**DIRECTIONS**:
**A)** From the text on Ikaria, list every small wild animal it names as found on the island.
**B)** Please write the next part of the text on Ikaria, picking up after its final sentence.
[Opening SELECTED TEXT section]
Ikaria exhibits a typical Mediterranean climate (Köppen: Csa), with hot summers, wet winters and occasional accumulation of snow on the island's various peaks. Aside from domestic and domesticated species, most prevalently the free-ranging goats, there are a number of small wild animals to be found, such as martens, European otters, jumping spiders, scorpions and green toads.

Most of Ikaria's population, both of its main towns and several of its larger villages are nestled on or near the coast. The principal town of the island, main port and seat of the municipality is Agios Kirykos. Evdilos follows in importance, the historic main city of the island (and a short distance from the ancient chief town of Oenoe) containing the island's secondary port, servicing the north side. Agios Kirykos and Evdilos are the only two ports serviced by passenger ferries, making them Ikaria's main transport links to the rest of Greece.

Other important settlements include the seaside villages of Armenistis and Karavostamo on the north side and Therma, Magganitis and Karkinagri on the south side. The most important interior settlement is Christos Rachon, seat of the Raches region, followed by Akamatra, Vrakades, Kampos and others.

== Etymology ==
In antiquity, the island was called Icaria or Ikaria (Ἰκαρία) by the ancient Greeks, the same as today, as it was believed the mythical Icarus fell into the sea south of the island on his flight from Crete. The name, however, may have instead come from the Phoenician word for fish (ikor) or for sheep (kara), in either case implying an abundance of natural life. Other historical (and now unused) names in Greek are Dolichi (Δολίχη) or Dolychi (Δολύχη), Makri (Μάκρη), Ichthyoessa (Ιχθυόεσσα) and Anemoessa (Ανεμόεσσα), the first two pertaining to the island's elongated shape and the latter two to its abundance of fish and harsh winds, respectively.
[Closing SELECTED TEXT section]
[Opening RECORDS section]
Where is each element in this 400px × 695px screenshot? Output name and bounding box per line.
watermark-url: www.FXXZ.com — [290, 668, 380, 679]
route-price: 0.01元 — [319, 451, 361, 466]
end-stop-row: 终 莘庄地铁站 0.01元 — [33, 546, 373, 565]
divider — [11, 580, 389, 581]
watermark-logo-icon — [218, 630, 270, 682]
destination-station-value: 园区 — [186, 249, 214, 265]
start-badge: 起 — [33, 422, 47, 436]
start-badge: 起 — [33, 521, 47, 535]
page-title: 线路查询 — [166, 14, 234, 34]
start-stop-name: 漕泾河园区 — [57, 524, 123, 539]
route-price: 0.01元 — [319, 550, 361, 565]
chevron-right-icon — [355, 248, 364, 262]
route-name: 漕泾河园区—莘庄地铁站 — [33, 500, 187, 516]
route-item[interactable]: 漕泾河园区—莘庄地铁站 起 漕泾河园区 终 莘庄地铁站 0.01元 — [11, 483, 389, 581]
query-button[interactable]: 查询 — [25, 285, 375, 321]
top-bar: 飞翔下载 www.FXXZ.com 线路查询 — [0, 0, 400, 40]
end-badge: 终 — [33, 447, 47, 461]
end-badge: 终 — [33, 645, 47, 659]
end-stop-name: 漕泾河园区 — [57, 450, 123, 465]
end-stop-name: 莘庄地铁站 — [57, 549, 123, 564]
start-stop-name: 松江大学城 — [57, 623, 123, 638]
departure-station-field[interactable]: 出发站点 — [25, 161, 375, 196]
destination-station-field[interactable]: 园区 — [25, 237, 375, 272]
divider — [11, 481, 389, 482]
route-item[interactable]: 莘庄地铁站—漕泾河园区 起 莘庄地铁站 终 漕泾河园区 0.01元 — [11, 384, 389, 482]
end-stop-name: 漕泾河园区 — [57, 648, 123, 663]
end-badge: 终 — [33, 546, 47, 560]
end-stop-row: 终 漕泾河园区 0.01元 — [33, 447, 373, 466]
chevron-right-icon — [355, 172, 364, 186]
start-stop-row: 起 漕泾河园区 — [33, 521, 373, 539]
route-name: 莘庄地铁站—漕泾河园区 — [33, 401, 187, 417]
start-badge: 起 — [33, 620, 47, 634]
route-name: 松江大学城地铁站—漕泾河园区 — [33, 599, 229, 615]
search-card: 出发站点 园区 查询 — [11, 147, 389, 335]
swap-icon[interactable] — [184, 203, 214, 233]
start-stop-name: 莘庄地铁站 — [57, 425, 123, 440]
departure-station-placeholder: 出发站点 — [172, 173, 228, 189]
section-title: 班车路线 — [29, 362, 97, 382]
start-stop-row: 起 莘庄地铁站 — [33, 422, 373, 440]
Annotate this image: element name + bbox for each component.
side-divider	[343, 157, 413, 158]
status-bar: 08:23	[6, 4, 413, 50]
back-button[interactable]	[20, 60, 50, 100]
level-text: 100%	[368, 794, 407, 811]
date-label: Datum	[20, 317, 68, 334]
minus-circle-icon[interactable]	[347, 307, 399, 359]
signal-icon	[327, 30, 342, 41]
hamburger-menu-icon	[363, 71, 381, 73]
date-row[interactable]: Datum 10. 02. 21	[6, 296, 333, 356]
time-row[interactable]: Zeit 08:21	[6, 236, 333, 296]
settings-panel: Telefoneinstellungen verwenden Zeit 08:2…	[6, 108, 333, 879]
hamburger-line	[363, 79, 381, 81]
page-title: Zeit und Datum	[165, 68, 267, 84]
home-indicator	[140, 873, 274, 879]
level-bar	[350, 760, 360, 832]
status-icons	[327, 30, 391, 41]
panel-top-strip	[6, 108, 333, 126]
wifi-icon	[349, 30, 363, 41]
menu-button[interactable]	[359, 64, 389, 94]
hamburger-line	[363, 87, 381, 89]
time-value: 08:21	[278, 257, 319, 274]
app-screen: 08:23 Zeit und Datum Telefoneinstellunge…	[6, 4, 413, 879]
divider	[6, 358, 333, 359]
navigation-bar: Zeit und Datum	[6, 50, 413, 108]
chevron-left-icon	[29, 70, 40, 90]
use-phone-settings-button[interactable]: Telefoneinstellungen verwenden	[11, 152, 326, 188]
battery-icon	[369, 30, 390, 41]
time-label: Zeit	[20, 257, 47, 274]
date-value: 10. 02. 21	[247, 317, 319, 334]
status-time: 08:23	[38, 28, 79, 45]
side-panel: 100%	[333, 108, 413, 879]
[Closing RECORDS section]
**ANSWERS PER TASK**:
**A)** martens, European otters, jumping spiders, scorpions, green toads

**B)**
==History==
===Prehistory and antiquity===
Ikaria has been inhabited, according to archaeological findings in the central and eastern parts of the island, since at least 7000 BC, when it was populated by the Neolithic Pelasgians, a blanket term used by the ancient Greeks to refer to all pre-Hellenic peoples inhabiting the Greek region. Greeks from Miletus, a major Greek polis and naval power of Asia Minor, colonized Ikaria around 750 BC, establishing their settlement in the area of present-day Kampos, the fertile, comparatively low-lying region in the north-central part of the island, which later became the ancient capital city of Oenoe. Later tradition names four major cities to have sprung on the island, Oenoe, Thermae, Drakanon (now Faros) and Tauropolion (now Nas).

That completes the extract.